Brief:
Count how many lines hold the word "Реальная" and give that number as the whole answer.

Items:
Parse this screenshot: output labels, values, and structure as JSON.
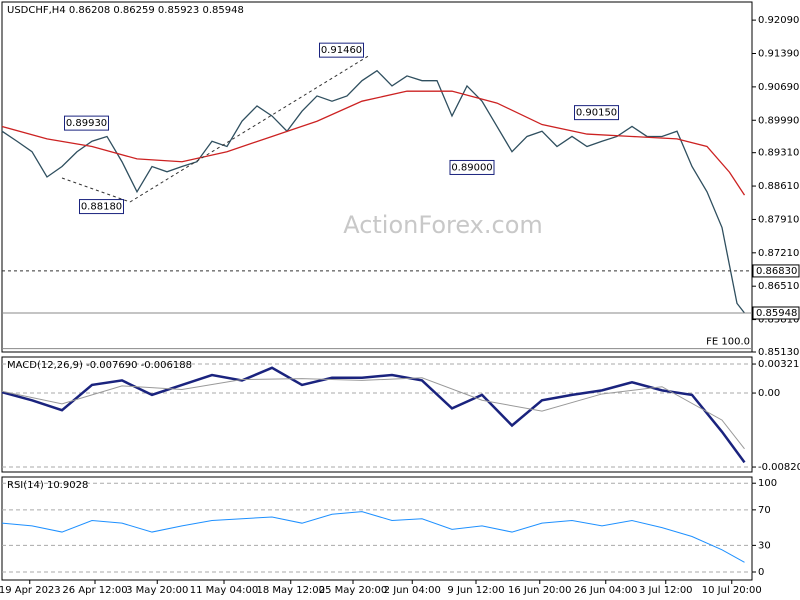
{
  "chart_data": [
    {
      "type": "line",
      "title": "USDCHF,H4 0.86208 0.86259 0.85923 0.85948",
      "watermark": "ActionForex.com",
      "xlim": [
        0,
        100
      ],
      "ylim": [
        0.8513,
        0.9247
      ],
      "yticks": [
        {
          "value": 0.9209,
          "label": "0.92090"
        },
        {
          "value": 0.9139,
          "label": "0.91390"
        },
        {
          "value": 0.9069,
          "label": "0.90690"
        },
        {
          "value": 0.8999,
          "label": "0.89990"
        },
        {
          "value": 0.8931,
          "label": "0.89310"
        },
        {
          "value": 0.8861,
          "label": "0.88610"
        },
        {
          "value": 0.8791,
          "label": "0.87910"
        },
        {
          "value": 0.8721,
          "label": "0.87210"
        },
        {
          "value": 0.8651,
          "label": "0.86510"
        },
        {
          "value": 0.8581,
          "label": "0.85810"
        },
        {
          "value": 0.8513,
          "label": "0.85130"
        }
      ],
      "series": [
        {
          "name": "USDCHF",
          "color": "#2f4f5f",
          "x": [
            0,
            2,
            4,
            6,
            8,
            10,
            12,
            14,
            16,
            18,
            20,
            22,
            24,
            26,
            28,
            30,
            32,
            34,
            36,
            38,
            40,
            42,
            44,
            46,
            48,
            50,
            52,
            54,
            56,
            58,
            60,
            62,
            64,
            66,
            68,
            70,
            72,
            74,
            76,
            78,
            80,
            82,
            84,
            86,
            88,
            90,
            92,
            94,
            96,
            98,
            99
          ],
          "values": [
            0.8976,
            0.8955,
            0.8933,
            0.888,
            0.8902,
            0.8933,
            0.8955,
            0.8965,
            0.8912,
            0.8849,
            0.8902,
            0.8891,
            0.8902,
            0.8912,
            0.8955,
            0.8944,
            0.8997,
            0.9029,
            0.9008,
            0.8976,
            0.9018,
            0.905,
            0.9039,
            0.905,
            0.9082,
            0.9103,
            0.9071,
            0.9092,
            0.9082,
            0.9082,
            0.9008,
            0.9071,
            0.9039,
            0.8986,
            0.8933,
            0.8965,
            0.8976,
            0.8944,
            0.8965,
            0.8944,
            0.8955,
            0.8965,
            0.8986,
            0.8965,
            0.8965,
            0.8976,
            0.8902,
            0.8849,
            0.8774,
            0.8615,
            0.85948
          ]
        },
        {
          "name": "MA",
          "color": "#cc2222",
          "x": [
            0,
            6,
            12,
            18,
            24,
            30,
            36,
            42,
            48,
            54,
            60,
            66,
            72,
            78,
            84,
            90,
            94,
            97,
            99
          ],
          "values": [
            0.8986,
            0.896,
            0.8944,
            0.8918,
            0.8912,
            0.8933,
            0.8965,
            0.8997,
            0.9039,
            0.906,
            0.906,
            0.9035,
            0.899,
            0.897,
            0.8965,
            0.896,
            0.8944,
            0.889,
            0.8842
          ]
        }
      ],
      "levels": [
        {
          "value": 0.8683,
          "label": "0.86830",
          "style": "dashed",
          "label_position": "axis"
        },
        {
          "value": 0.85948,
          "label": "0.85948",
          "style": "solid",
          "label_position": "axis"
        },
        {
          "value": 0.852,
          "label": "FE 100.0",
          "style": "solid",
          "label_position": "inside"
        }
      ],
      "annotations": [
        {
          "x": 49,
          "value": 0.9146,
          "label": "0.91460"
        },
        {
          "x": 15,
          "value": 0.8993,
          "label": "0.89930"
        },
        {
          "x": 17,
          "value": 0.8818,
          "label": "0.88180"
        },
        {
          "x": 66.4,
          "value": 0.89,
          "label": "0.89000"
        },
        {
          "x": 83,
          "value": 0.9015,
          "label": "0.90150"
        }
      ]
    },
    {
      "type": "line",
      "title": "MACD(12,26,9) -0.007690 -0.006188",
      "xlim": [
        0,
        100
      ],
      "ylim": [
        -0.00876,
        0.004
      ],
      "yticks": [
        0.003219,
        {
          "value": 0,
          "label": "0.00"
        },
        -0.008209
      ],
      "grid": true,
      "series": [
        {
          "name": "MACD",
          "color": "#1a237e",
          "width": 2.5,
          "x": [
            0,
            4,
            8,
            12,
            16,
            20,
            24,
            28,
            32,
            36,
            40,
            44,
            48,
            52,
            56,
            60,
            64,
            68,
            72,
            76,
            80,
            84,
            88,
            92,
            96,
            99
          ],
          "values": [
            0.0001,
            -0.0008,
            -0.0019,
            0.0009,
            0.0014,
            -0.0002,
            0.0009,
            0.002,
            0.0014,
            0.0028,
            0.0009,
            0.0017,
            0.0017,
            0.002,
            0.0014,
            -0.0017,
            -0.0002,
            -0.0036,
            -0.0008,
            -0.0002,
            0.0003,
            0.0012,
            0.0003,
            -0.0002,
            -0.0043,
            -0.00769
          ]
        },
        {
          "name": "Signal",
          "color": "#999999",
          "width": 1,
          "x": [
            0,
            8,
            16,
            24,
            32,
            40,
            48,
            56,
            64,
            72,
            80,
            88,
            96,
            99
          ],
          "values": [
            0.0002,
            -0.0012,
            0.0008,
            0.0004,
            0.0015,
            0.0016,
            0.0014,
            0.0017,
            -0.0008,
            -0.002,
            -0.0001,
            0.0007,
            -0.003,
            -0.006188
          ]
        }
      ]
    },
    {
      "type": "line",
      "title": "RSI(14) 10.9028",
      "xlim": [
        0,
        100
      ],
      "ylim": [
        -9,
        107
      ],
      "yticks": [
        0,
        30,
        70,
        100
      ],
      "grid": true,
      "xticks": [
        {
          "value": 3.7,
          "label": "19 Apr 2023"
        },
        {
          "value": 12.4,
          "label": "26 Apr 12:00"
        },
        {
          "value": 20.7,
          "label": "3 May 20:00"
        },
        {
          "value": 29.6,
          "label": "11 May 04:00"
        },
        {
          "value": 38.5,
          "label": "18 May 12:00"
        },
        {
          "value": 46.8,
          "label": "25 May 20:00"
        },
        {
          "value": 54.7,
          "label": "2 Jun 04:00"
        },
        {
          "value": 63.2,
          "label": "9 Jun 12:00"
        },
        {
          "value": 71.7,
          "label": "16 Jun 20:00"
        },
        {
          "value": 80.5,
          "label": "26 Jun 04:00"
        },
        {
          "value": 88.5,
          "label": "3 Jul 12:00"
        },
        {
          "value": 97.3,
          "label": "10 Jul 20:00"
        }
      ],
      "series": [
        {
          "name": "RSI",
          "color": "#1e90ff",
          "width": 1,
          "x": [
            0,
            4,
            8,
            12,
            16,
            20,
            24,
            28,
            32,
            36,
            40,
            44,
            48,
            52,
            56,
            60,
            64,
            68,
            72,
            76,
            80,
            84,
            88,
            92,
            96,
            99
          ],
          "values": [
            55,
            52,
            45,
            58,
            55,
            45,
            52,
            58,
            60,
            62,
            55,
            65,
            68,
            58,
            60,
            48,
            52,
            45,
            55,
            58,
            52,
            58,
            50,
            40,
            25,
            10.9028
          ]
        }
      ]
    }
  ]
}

* * *

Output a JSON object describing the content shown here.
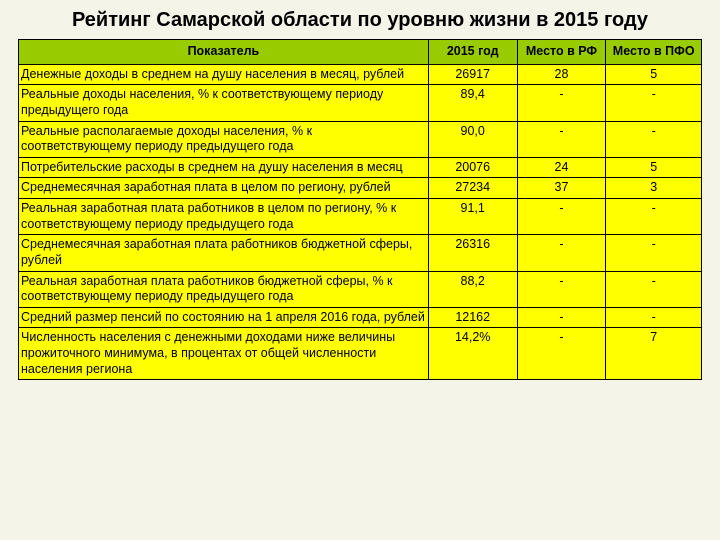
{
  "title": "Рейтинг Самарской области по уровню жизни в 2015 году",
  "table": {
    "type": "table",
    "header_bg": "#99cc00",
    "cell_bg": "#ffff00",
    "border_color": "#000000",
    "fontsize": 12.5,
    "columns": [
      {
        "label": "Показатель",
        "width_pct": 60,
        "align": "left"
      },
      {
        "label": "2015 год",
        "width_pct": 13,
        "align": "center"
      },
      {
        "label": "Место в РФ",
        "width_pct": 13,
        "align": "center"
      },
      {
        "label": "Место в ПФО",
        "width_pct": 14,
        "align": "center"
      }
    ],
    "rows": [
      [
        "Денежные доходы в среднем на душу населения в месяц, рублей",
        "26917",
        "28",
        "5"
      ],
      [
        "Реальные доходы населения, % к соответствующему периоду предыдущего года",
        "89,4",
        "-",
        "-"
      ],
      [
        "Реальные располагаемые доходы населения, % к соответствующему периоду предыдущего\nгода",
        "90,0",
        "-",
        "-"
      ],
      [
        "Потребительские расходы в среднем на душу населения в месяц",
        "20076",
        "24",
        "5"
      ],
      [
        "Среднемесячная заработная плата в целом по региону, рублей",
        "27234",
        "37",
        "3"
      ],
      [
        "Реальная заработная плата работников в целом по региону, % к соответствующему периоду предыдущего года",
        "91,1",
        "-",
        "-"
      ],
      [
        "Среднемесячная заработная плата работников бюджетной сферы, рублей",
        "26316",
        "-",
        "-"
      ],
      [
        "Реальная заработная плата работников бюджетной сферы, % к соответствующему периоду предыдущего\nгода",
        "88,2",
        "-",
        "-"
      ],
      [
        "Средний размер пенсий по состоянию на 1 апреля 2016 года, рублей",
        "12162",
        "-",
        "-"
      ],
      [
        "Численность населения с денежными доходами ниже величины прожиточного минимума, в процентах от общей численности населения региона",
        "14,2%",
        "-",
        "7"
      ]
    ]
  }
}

Solution:
2